> _TASK REQUIREMENTS_:
1 - In the fishing story about Cecil Keith, list the three things the writer says were certain after the search of the boat.
2 - In the fishing story about Cecil Keith, where did the writer realize the Polaroid sunglasses had been left?
3 - Carry on the fishing story about Cecil Keith from the point where it stops.

> _DOCUMENT TEXT_:

*-*-*

Tuesday, August 18, 2015

Cecil Keith- by Flip Pallot

I suppose that Cecil will ever be associated, among other things, with the pocket at Buchanan Bank. His ashes, as did his presence, will haunt tarpon there forever as they migrate north.
As I remember Cecil, I can’t help recall a steamy June morning as I launched my skiff at the Toll Gate ramp on Long Key. I was with my fishing companion Dave Vatter, and the only thing looming in our combined consciousness was the summer migration of tarpon. The stern of the skiff slipped off the trailer into the oily, slick calm of the boat basin….the ripples shattering the reflection of star shine. The in-line six cylinder Mercury roared to life, clicked into gear and the bow came north toward the point of Buchanan Bank.
Beating Cecil Keith to the Pocket was no small feat in those times. He seemed to grow out of the marl there. If the little hand of your watch was past five A. M. you had little chance! As I came along the east side of the point and glanced at my watch, I thought…..You’ll be in the second spot today Cecil.
I rolled the skiff hard west through the cut south of the Pocket and looked toward the north horizon…No sign of Cecil. It was the top of the tide and we’d have falling water in the Pocket till after mid-day. PERFECT!!!!!!!
I eased off plane, poled across the bank, staked down in the Pocket and breathed a sigh of relief. Dave and I were in the Cat Bird Seat till after noon and then some.
Dave and I broke out breakfast, opened the thermos of coffee and talked of things Fishical until the glow of sunrise fulminated up to the east. Fish could come along at any moment.
I reached up to my throat where my Polaroid sunglasses should have resided…..they were not there. They had missed the boat ride. I knew in a flash that they lay on the dash of the pickup back at Toll Gate. The prospect of a day on the shimmering flats, without sunglasses, was unthinkable!
A Coast Guard quality drug search of the boat failed to reveal a spare pair of glasses (a lesson carried long into the future). Three things were certain…the sun was most certainly rising, I had no sunglasses, and finally, Cecil Keith was coming very soon to claim the Pocket!
A plan developed. Dave would ease overboard and stand in the Pocket, guarding our spot with a spinning rod as I fogged it back to Toll Gate to fetch the glasses. Off I went as the sun hour-glassed up over the horizon.

*-*-*

> _MATERIAL SHOWN_:

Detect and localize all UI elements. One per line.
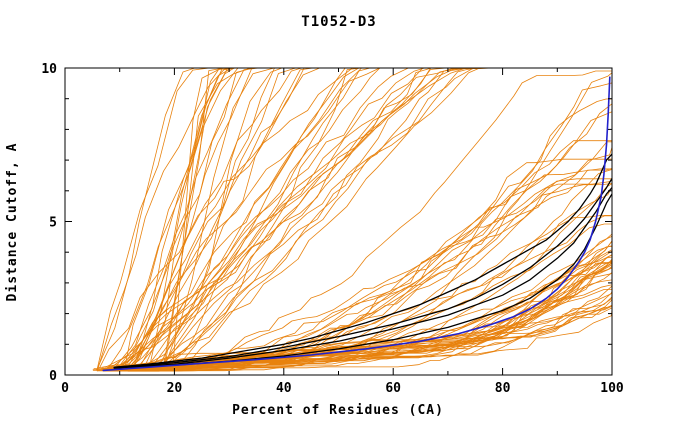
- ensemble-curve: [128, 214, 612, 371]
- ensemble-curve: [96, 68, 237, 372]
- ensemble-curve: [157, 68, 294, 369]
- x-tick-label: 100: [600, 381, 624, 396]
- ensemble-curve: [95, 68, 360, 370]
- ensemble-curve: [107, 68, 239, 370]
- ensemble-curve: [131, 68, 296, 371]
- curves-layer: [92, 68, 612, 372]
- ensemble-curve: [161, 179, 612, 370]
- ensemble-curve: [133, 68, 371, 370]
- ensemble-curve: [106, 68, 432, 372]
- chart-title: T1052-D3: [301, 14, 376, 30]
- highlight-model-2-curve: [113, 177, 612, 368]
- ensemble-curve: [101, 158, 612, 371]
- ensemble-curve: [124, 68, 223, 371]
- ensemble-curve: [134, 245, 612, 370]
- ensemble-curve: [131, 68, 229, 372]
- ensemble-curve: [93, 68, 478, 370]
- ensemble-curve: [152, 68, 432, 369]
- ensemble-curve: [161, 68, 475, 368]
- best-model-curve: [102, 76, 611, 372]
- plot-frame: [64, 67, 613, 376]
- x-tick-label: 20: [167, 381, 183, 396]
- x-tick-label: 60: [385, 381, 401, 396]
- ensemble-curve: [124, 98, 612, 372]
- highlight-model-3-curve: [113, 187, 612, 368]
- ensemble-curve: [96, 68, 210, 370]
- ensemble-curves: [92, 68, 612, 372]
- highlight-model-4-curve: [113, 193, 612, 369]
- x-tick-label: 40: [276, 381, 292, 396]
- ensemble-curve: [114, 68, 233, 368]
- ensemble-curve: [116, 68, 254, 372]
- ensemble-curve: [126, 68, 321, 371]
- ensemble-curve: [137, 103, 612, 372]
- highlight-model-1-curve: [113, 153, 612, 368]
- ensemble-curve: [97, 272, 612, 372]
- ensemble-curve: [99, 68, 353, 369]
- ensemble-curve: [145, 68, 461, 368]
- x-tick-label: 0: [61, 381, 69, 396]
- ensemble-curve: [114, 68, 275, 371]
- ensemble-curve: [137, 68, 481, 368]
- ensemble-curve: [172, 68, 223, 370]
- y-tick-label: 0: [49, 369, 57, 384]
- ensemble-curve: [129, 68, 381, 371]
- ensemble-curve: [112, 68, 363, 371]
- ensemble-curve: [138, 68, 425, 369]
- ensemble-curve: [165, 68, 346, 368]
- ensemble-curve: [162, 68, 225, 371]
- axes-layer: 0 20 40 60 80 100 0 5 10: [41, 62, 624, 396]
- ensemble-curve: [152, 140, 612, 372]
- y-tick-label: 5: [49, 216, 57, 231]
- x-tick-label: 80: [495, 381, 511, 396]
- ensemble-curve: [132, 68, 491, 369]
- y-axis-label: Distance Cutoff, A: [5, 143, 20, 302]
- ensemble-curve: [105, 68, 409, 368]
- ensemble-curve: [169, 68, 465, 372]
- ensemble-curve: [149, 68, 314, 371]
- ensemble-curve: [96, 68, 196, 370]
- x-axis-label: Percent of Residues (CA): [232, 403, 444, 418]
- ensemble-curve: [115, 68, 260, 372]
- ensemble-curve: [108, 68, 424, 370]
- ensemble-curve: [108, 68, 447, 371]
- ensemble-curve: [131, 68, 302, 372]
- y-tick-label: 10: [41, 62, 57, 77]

*-*-*

> _EXPECTED ANSWERS_:
1 -
- The sun was rising.
- The writer had no sunglasses.
- Cecil Keith was coming very soon to claim the Pocket.

2 - On the dash of the pickup back at Toll Gate.

3 -
Dave must have wondered as he stood in the waist deep Pocket…what about birds looking for a place to roost? What about crabs, sharks, stingrays? My thoughts were of nothing but sunglasses. Tarpon still occupied some distant folder on my hard-drive, but it was that pair of Polaroid’s that guided my course back to Toll Gate. Round trip from the Pocket to Toll Gate took most of thirty-five minutes on a high plane at sunrise.
It was the custom in those times, as today, for the first arrival to Buchanan bank to occupy the Pocket. Later arrivals lined up behind the Pocket along the bank at intervals averaging 30 yards between skiffs. As I arrived back at the bank and peered toward the pocket, I could see Dave standing waist deep in the pocket. Thirty yards behind him was Cecil’s skiff. Behind Cecil, incrementally, were three or four
other skiffs, the occupants of which were peering into the rising sun hoping to catch a glimpse of a rolling tarpon approaching the Pocket….none concerned that the person occupying the Pocket was four miles from the hard road and without a skiff.
I idled in to the south edge of the bank, poled across, picked up Dave and then staked down once again in the prime spot. Cecil never said a word. It was as though such antics occurred every day.
Another guide might have protested, but Cecil, ever confident in his ability to find fish for his anglers, never uttered a protest. Another lesson that I endeavored to carry long into the future.
I’m hopeful that I’ve done so!

Thanks as always for reading and please stay tuned for more.....much more!!!!!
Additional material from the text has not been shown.